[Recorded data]
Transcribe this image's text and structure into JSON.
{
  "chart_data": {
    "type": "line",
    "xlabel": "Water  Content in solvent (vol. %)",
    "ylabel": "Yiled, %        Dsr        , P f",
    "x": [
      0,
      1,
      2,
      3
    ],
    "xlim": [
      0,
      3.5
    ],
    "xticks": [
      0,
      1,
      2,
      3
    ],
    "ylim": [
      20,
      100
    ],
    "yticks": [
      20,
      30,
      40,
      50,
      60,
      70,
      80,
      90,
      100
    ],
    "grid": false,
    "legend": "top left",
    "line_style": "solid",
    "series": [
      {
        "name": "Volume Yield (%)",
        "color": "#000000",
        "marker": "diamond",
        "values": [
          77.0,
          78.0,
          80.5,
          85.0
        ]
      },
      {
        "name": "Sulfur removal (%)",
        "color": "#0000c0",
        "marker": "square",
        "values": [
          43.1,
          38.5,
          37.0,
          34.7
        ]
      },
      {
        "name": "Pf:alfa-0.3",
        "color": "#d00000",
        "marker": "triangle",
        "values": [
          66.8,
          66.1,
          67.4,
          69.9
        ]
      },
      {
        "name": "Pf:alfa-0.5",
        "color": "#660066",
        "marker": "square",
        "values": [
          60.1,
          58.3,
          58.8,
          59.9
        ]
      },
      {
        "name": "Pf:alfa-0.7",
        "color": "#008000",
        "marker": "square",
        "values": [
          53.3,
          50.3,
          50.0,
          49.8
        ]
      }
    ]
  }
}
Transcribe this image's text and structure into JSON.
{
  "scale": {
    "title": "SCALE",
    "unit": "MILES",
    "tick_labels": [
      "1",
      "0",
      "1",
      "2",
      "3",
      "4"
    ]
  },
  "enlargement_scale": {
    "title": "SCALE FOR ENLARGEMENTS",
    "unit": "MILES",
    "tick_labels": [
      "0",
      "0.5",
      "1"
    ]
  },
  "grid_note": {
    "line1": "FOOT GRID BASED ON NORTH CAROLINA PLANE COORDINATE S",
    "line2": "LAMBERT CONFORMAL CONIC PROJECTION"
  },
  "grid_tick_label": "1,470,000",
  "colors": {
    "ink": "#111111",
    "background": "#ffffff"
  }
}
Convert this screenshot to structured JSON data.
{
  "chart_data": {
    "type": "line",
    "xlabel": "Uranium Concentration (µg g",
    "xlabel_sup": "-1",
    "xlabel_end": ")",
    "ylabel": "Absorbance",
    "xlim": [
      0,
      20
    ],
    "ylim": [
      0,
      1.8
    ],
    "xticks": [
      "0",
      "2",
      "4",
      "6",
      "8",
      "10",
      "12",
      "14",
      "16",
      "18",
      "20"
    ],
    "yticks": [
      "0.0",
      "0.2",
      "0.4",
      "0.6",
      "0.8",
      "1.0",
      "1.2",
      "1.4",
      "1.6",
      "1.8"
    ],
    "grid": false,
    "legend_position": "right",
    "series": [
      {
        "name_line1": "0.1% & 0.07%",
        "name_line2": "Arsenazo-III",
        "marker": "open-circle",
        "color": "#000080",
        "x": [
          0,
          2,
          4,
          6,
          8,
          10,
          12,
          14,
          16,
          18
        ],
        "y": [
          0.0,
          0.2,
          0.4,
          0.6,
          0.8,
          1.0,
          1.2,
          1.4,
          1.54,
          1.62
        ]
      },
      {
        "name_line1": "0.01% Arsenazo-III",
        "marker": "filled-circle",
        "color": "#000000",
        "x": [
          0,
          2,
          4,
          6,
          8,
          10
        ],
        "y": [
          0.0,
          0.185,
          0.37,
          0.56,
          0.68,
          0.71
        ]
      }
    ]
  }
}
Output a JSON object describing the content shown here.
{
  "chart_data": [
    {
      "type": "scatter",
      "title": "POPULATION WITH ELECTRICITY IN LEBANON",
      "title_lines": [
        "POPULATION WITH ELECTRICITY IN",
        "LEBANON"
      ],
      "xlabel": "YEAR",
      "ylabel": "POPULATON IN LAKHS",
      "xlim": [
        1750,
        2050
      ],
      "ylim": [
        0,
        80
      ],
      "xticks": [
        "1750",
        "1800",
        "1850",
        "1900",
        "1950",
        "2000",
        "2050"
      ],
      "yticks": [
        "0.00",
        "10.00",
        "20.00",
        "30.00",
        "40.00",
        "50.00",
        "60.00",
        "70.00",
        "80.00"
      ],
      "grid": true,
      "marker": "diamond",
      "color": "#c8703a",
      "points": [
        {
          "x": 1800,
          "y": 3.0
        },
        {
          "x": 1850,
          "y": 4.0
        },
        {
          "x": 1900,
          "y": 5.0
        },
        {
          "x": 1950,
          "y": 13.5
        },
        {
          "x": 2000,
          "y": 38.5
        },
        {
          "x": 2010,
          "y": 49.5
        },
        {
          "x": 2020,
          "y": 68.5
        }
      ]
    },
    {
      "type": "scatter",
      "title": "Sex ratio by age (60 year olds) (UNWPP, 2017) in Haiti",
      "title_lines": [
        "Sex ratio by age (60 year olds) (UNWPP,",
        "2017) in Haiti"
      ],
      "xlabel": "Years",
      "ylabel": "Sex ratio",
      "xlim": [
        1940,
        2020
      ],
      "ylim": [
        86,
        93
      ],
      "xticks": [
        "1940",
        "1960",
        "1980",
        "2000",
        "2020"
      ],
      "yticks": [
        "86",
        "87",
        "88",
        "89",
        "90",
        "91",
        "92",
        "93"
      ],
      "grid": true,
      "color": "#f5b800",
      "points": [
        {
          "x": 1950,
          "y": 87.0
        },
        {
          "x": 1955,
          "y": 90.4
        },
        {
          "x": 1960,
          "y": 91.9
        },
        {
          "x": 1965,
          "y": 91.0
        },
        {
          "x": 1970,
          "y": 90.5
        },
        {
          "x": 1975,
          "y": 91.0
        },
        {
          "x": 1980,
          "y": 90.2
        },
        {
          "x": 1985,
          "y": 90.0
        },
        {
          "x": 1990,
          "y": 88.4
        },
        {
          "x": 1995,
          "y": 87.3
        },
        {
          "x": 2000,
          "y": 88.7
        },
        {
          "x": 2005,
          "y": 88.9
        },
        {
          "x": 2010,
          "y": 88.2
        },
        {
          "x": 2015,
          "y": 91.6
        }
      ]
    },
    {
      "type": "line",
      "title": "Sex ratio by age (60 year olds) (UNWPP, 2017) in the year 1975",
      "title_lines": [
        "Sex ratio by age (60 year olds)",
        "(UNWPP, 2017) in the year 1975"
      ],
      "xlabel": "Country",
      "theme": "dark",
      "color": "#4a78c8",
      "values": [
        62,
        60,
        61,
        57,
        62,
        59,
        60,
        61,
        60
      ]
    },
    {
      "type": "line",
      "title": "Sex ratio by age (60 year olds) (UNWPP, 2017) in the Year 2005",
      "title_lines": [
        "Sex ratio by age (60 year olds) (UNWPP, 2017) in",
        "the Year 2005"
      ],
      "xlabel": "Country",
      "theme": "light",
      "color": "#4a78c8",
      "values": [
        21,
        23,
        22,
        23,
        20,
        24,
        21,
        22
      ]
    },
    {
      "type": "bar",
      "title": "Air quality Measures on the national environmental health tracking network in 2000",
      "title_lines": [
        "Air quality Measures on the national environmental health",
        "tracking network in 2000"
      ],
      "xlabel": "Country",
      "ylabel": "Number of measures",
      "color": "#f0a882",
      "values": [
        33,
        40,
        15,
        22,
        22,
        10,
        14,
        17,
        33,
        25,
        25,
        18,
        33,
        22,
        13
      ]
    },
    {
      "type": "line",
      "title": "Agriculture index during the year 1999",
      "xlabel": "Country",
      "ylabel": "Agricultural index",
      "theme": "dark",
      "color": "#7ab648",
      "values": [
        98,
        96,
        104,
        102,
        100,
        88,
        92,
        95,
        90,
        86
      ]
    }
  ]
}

== Task brief ==
Pick out and copy the lines of the entries that hold the string "POPULATION".

== Exercise solution ==
      "title": "POPULATION WITH ELECTRICITY IN LEBANON",
        "POPULATION WITH ELECTRICITY IN",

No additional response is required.